Dataset items –
______
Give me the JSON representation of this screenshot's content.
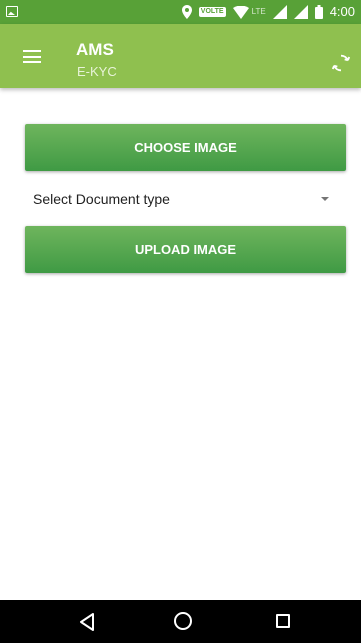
{
  "status_bar": {
    "volte_label": "VOLTE",
    "lte_label": "LTE",
    "time": "4:00",
    "icons": [
      "gallery-icon",
      "location-icon",
      "volte-icon",
      "wifi-icon",
      "signal-icon",
      "signal-icon",
      "battery-icon"
    ]
  },
  "app_bar": {
    "title": "AMS",
    "subtitle": "E-KYC",
    "menu_icon": "menu-icon",
    "refresh_icon": "sync-icon",
    "color": "#8fc04f"
  },
  "main": {
    "choose_button": "CHOOSE IMAGE",
    "document_select": {
      "selected": "Select Document type"
    },
    "upload_button": "UPLOAD IMAGE",
    "button_color": "#4ca24a"
  },
  "nav_bar": {
    "icons": [
      "back-icon",
      "home-icon",
      "recents-icon"
    ]
  }
}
______
Brief – Transcribe the records word for word and include no pictures.

Exercise result –
Give me the JSON representation of this screenshot's content.
{
  "status_bar": {
    "volte_label": "VOLTE",
    "lte_label": "LTE",
    "time": "4:00",
    "icons": [
      "gallery-icon",
      "location-icon",
      "volte-icon",
      "wifi-icon",
      "signal-icon",
      "signal-icon",
      "battery-icon"
    ]
  },
  "app_bar": {
    "title": "AMS",
    "subtitle": "E-KYC",
    "menu_icon": "menu-icon",
    "refresh_icon": "sync-icon",
    "color": "#8fc04f"
  },
  "main": {
    "choose_button": "CHOOSE IMAGE",
    "document_select": {
      "selected": "Select Document type"
    },
    "upload_button": "UPLOAD IMAGE",
    "button_color": "#4ca24a"
  },
  "nav_bar": {
    "icons": [
      "back-icon",
      "home-icon",
      "recents-icon"
    ]
  }
}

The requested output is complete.